### WHAT YOU SHOULD DO
Collect each line of the entries that holds the string "Российской".

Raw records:
════════

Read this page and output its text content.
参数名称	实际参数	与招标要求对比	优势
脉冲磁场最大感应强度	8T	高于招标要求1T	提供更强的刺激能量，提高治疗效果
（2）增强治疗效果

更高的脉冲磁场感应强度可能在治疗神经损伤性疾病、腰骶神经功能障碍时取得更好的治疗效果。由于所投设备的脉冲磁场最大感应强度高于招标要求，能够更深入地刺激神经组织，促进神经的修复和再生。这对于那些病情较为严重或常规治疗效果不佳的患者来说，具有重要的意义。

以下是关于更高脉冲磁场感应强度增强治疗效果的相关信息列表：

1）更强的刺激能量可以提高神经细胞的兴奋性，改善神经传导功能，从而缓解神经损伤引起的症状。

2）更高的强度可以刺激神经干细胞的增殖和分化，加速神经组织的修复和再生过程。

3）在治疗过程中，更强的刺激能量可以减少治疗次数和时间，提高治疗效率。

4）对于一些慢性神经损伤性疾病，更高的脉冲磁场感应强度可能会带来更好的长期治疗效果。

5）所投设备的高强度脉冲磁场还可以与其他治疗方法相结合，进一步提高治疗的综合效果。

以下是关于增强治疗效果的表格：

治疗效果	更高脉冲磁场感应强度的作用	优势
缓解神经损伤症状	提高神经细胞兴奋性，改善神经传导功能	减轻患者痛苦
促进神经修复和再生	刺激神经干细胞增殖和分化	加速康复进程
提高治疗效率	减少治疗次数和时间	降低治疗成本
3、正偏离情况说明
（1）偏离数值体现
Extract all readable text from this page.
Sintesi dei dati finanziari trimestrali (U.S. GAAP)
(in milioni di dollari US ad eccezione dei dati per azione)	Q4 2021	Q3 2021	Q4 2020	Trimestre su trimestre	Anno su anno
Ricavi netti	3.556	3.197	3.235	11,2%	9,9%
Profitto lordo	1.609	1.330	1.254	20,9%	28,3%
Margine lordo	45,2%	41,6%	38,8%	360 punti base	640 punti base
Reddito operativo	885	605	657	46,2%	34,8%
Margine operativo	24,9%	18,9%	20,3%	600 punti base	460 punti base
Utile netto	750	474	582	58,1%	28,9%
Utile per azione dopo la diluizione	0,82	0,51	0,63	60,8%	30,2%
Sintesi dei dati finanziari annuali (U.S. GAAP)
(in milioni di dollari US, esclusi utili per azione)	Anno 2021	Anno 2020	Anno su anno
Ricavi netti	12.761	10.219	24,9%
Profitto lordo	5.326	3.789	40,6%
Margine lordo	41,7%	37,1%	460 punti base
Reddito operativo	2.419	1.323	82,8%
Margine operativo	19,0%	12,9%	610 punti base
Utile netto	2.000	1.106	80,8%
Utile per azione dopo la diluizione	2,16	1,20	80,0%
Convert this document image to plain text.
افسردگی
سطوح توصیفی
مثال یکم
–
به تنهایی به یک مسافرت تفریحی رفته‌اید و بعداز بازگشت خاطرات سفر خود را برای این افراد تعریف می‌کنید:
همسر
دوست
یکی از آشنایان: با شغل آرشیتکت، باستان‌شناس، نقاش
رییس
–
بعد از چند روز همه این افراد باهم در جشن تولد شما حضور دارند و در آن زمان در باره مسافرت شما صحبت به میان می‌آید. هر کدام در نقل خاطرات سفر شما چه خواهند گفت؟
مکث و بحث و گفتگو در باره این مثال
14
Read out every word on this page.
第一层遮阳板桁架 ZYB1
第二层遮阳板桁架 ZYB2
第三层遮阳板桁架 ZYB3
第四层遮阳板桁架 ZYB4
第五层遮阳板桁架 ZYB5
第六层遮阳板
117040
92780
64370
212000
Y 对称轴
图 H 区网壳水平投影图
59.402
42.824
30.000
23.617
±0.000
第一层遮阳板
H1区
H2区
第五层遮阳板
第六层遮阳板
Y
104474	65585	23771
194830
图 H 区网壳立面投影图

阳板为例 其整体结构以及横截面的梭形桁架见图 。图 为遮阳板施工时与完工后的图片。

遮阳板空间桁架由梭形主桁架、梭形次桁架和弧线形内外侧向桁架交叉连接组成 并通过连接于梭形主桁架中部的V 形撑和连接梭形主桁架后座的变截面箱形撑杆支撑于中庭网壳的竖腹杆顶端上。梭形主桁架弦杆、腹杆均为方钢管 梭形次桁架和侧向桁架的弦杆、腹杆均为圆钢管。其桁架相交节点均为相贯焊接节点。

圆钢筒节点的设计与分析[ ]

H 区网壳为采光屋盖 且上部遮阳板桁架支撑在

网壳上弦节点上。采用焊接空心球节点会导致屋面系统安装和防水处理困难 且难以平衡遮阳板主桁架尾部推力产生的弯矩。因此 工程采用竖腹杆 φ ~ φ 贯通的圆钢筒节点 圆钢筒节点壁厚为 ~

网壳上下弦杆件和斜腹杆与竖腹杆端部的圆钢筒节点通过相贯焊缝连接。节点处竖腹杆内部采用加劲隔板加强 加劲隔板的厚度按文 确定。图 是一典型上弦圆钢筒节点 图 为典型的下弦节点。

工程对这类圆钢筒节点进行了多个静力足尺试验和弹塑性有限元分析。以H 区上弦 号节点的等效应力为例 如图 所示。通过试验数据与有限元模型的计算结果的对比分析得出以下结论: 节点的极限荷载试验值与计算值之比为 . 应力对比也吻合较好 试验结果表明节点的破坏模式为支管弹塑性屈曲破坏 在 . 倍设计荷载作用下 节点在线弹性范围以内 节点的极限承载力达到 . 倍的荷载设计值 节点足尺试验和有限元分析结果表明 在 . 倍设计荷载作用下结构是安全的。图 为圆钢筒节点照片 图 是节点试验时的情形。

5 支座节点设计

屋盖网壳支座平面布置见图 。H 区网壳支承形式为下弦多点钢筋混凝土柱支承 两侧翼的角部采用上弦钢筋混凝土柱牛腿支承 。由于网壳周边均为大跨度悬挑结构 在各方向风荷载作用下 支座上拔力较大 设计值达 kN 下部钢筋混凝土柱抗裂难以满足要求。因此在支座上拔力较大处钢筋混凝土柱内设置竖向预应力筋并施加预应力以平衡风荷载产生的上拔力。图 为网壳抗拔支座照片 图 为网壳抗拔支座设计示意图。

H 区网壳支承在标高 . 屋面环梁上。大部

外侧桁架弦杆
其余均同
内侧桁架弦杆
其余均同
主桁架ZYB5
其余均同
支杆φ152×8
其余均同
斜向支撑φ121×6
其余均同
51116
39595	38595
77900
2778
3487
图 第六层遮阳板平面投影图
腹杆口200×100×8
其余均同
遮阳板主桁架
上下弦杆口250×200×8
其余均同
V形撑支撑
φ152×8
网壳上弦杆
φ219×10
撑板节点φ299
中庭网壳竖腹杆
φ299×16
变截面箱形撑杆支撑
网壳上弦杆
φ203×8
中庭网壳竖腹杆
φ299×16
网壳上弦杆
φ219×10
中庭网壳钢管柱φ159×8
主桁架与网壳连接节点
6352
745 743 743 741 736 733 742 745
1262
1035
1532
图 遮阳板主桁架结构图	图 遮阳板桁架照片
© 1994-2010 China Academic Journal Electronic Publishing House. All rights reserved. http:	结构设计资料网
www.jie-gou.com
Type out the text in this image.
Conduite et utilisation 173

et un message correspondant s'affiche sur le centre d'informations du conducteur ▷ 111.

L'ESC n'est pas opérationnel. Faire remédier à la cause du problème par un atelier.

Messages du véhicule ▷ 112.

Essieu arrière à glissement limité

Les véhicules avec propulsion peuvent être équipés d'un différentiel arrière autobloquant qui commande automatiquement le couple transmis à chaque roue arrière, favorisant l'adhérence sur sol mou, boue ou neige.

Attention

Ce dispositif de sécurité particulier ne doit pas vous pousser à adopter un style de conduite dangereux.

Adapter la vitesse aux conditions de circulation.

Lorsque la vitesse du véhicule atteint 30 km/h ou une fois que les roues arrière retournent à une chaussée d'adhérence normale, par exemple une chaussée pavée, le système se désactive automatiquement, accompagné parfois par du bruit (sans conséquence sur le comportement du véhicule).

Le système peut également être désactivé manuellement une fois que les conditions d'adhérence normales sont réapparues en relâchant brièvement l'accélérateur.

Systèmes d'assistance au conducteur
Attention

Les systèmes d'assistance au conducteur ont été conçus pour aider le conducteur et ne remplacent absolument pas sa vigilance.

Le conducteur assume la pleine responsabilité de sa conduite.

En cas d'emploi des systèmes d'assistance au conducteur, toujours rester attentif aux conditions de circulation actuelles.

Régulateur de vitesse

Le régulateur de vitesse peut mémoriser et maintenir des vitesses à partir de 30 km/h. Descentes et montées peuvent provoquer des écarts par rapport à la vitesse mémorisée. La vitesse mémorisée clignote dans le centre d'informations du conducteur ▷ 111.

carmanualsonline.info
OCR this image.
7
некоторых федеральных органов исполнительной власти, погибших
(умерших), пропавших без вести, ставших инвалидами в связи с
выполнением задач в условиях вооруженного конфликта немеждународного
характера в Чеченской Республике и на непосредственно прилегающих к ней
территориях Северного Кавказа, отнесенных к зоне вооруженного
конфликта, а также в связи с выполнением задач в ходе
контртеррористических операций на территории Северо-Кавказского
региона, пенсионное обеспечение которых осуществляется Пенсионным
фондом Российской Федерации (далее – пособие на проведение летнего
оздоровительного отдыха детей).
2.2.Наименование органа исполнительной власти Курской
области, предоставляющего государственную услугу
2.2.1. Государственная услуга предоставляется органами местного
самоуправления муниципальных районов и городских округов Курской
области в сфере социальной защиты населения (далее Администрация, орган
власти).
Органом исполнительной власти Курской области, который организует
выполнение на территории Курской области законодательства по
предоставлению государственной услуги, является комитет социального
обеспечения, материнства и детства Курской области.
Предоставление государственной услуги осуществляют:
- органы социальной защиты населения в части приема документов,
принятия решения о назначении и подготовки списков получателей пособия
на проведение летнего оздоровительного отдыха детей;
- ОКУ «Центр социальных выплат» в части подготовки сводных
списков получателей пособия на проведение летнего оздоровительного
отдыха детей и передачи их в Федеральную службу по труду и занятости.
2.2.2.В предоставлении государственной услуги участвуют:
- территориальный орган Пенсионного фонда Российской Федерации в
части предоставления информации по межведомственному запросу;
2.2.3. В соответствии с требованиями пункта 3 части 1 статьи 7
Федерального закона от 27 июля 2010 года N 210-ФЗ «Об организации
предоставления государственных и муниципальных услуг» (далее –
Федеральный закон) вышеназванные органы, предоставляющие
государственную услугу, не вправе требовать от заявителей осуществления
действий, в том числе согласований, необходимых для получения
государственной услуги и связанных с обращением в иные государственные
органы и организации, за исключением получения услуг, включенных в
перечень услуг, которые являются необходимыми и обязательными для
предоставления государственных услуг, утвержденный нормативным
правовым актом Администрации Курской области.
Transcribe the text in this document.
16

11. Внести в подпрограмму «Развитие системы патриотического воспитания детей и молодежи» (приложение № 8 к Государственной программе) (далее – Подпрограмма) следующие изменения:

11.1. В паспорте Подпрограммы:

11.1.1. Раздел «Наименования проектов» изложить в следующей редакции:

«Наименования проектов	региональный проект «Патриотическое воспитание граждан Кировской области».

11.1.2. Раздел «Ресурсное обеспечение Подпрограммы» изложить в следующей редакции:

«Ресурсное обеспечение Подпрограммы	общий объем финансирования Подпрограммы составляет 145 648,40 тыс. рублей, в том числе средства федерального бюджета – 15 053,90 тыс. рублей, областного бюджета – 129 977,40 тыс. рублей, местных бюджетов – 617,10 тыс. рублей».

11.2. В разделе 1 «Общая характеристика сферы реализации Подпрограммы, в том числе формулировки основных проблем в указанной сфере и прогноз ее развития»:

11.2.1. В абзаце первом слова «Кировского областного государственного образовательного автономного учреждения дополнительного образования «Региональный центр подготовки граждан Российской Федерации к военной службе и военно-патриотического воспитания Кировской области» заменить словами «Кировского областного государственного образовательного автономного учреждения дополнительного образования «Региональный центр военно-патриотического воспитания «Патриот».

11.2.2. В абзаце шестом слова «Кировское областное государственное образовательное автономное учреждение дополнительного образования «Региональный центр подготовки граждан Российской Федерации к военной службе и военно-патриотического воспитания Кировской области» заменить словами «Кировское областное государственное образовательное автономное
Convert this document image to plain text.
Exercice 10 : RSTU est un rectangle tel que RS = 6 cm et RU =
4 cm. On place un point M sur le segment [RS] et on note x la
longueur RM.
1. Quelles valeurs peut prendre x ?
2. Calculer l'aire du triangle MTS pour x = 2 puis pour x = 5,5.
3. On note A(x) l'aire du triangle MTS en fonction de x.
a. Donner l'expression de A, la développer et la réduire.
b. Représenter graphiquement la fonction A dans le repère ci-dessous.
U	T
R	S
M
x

════════

### SOLUTION TO THIS EXERCISE
фондом Российской Федерации (далее – пособие на проведение летнего
- территориальный орган Пенсионного фонда Российской Федерации в
11.2.1. В абзаце первом слова «Кировского областного государственного образовательного автономного учреждения дополнительного образования «Региональный центр подготовки граждан Российской Федерации к военной службе и военно-патриотического воспитания Кировской области» заменить словами «Кировского областного государственного образовательного автономного учреждения дополнительного образования «Региональный центр военно-патриотического воспитания «Патриот».
11.2.2. В абзаце шестом слова «Кировское областное государственное образовательное автономное учреждение дополнительного образования «Региональный центр подготовки граждан Российской Федерации к военной службе и военно-патриотического воспитания Кировской области» заменить словами «Кировское областное государственное образовательное автономное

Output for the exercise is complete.